**** Document section ****

David Springer | July 10, 2014 at 4:56 pm |
Time of observation does, on average, change the average temperature.

If you reset close to time when maximum or minimum is reached and next day isn’t as extreme then you get the extreme recorded two days in a row. Afternoon resets get more double extreme highs and mornings more double extreme lows.

So say there’s a more or less concerted shift from afternoons to mornings because 10am is very unlikely to be a high or low daily extreme. Which is what happened. So to normalize afternoon readings with morning readings you would subtract something from the afternoon numbers. To know how much to subtract is a different issue. It’s pretty clear there’s a warm bias taking afternoon readings vs. morning.

One way to estimate how much to subtract is to have hourly data and select a certain hour each day to take the previous 24 hour min/max from and see how much they differ. If you have enough data from enough different places to sift through you can get a good idea of how to adjust.

****

§ Exercise task A
According to the comment on time of observation, which resets produce more double extreme lows?
§ Exercise task B
List the steps that the last paragraph of the comment on time of observation gives for estimating how much to subtract.
§ Exercise task C
Carry the comment on time of observation forward from its last sentence.

**** Entries supplied ****

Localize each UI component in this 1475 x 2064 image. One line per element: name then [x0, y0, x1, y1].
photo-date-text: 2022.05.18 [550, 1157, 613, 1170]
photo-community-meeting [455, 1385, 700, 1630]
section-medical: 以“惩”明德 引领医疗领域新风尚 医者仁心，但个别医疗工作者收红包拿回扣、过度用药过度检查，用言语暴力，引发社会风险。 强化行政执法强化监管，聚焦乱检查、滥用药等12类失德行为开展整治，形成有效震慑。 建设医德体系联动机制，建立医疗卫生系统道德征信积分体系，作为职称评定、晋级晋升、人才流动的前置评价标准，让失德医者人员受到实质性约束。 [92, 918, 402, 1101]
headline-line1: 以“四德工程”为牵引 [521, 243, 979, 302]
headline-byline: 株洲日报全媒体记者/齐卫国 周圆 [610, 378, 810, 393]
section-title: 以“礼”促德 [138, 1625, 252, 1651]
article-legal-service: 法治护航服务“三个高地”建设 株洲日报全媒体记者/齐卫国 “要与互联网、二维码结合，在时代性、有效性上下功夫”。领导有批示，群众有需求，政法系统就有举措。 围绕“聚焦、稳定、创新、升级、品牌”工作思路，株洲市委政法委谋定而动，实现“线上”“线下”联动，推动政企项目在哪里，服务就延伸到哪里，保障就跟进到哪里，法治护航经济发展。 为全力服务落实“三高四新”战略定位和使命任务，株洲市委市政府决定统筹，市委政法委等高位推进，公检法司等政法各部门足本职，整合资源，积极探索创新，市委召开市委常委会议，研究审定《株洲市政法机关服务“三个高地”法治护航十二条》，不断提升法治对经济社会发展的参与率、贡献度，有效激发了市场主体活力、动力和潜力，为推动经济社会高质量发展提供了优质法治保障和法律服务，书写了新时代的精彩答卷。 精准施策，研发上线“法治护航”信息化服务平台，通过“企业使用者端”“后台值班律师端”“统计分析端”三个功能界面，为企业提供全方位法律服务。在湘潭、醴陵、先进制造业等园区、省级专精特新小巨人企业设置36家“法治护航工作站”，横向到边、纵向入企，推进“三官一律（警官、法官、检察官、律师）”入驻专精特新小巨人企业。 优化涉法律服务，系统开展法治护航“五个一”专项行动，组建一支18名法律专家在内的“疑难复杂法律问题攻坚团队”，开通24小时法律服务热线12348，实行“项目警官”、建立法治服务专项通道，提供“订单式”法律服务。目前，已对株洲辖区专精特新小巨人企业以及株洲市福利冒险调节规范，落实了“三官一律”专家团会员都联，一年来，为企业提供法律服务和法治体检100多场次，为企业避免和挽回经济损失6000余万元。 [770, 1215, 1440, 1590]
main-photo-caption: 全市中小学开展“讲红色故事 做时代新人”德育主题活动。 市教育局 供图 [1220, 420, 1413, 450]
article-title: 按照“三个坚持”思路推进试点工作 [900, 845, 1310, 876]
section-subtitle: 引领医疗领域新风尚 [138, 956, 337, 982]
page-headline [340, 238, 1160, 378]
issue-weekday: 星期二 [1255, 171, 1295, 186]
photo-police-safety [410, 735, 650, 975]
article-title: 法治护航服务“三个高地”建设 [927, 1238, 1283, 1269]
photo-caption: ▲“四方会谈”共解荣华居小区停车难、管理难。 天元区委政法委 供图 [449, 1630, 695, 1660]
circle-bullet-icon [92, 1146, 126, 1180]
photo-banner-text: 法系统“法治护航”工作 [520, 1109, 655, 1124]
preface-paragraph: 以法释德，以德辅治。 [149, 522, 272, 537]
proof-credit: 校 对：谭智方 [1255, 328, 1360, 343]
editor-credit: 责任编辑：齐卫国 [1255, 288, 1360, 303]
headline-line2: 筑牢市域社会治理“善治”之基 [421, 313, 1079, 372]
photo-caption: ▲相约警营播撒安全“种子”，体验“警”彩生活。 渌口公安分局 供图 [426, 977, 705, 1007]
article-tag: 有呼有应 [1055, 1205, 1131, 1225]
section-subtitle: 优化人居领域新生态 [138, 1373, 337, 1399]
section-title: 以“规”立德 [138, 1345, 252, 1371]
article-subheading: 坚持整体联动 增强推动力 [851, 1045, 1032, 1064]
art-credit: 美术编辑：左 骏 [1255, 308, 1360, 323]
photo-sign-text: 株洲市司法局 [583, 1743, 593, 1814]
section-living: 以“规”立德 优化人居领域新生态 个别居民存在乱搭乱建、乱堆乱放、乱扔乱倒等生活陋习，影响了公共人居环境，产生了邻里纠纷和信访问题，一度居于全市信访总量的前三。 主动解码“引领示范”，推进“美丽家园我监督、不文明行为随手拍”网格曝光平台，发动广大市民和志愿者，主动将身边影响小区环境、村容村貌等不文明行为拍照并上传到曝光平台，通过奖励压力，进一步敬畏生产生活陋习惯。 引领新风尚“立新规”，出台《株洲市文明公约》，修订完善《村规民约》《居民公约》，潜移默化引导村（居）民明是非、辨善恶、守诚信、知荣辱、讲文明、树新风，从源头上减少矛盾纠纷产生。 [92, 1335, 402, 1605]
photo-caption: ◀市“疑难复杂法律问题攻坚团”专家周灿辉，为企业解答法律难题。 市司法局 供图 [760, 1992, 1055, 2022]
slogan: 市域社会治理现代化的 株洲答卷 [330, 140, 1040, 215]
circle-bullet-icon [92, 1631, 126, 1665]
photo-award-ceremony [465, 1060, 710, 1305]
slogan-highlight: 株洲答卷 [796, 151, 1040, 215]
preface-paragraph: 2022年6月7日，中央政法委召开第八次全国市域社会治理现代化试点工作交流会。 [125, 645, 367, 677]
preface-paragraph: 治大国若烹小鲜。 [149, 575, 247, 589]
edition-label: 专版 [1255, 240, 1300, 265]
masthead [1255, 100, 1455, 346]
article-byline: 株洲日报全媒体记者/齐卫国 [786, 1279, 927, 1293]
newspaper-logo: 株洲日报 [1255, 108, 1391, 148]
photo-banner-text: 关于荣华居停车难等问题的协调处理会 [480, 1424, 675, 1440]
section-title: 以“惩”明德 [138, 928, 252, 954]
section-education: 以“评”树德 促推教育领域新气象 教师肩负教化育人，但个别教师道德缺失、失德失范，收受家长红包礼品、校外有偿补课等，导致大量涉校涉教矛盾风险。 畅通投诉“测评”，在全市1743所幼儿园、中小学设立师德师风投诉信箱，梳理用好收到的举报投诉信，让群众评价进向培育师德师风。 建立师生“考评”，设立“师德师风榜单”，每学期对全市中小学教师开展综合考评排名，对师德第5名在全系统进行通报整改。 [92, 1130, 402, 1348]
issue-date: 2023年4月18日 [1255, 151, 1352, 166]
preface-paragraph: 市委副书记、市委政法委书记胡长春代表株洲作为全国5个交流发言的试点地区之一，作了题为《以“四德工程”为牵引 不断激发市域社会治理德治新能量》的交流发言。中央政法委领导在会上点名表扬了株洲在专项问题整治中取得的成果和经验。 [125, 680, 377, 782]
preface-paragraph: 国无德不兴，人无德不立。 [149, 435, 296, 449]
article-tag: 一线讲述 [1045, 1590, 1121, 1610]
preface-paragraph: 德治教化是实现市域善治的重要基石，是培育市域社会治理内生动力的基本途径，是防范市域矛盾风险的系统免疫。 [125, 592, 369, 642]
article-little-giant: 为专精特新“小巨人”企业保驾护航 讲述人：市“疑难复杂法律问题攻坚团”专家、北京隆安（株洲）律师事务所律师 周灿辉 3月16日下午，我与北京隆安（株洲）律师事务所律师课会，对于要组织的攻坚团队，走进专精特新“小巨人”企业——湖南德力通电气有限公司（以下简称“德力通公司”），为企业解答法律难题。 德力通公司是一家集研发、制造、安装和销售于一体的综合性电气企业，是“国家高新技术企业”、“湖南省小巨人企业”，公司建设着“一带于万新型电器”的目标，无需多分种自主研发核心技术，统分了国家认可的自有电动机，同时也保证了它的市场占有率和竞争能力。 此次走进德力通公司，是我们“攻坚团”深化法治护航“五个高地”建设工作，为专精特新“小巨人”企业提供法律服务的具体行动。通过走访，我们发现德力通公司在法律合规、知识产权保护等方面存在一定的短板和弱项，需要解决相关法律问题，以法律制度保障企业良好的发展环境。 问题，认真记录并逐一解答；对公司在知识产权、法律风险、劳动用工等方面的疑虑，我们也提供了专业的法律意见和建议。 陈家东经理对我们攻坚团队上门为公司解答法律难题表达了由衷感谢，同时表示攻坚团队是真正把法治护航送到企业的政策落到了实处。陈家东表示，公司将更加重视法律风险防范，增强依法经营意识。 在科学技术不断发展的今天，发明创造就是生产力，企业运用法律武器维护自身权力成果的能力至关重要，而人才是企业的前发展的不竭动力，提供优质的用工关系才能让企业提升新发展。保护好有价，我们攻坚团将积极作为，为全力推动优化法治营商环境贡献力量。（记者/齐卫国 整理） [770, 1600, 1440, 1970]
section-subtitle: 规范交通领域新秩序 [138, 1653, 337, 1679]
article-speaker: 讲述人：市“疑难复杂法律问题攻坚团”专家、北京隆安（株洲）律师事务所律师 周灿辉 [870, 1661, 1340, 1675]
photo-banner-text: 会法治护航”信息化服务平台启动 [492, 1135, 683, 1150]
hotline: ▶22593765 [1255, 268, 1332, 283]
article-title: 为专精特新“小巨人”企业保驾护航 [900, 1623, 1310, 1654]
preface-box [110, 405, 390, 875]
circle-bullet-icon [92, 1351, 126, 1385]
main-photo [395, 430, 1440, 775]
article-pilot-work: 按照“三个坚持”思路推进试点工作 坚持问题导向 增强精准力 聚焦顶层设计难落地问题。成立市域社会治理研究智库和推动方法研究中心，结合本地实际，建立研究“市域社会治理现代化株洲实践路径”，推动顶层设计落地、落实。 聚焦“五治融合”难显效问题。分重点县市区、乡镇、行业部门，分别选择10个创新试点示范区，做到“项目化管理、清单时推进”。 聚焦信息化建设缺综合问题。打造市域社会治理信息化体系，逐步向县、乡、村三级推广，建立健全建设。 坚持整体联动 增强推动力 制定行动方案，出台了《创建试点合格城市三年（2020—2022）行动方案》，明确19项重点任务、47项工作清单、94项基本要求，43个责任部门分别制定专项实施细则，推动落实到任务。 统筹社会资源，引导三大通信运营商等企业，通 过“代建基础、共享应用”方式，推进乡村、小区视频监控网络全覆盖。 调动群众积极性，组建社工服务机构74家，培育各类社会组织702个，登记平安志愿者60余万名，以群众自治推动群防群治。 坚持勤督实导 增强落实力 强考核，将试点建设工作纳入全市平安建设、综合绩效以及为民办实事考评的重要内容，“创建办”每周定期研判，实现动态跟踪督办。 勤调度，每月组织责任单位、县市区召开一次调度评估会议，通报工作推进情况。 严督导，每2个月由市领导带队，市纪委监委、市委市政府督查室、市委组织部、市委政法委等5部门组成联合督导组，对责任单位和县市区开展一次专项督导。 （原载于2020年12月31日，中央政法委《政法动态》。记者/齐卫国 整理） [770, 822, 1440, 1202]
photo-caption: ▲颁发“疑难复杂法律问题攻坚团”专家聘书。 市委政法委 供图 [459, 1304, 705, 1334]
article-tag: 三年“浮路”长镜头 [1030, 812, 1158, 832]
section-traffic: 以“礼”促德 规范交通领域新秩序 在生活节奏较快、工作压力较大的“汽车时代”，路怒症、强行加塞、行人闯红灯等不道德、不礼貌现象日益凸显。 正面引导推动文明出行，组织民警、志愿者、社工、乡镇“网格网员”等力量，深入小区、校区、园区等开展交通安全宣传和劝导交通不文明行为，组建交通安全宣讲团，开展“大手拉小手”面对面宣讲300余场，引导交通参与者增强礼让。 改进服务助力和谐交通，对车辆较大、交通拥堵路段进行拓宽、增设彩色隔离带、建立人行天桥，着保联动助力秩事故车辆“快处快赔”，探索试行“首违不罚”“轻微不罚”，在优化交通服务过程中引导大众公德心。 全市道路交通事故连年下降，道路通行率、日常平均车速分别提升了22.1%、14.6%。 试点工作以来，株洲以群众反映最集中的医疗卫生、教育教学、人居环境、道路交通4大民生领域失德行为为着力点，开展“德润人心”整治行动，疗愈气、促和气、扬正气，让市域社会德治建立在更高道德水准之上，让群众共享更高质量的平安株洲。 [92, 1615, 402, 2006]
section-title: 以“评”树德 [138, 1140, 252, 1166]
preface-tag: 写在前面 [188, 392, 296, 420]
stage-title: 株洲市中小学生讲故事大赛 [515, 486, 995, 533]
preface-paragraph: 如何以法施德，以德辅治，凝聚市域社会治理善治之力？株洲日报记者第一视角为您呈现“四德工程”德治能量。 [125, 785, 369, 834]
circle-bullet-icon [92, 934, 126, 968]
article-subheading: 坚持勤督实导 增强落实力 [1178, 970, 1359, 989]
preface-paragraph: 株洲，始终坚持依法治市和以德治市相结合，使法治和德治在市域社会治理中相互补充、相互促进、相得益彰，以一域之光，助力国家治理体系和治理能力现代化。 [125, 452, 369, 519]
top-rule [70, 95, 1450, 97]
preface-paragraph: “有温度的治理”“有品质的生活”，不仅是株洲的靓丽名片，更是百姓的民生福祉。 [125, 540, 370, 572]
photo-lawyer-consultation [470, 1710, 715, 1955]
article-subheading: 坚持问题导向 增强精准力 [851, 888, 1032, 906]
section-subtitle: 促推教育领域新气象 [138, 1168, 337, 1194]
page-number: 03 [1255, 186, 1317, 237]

****

§ Final answer A
Morning resets produce more double extreme lows.

§ Final answer B
- Have hourly data.
- Select a certain hour each day.
- Take the previous 24-hour min/max from that hour.
- See how much the readings differ.

§ Final answer C
The thing of it is that the vast majority of land instrumentation is continental US and Europe which represents only a small fraction of the earth’s surface and happens to be areas with extremely high land use change due to industrialization and agriculture. In order to get a measure of global average temperature requires global coverage and, unfortunately, we only have that since 1979. No one more than me desires a better global temperature record to set things straight but it just doesn’t exist.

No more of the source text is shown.